--- Supplied information ---
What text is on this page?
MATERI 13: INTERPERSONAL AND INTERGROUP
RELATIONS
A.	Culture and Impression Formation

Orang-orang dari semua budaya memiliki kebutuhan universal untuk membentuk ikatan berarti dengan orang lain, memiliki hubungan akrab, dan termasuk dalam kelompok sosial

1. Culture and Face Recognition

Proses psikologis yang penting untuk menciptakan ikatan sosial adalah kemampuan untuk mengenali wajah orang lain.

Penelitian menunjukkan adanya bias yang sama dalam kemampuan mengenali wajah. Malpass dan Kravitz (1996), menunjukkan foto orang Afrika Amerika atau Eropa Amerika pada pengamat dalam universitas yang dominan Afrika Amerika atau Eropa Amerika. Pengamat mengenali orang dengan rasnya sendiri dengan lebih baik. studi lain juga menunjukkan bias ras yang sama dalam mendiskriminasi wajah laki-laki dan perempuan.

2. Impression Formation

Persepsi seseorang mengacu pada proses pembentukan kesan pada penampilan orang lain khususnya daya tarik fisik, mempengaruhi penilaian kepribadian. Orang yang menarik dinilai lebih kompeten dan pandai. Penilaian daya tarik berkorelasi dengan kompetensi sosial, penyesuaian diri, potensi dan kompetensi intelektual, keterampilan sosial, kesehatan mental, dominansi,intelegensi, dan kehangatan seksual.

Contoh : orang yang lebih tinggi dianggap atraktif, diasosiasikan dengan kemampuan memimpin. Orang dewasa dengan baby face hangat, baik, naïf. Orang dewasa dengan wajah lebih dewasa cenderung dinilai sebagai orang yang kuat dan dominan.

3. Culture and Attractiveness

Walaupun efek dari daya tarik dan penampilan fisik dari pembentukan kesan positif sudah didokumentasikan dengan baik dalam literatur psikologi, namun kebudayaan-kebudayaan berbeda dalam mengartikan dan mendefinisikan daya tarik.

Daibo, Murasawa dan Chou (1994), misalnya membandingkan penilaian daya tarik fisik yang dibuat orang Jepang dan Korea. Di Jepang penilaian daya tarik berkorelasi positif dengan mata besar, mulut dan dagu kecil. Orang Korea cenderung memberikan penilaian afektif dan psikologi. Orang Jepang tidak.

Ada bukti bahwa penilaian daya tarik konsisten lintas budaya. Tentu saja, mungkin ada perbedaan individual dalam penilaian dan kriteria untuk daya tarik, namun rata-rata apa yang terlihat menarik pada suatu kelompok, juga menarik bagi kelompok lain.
---
What you should do
Each line that holds the word "Culture" is to be copied.

Output below
A.	Culture and Impression Formation
1. Culture and Face Recognition
3. Culture and Attractiveness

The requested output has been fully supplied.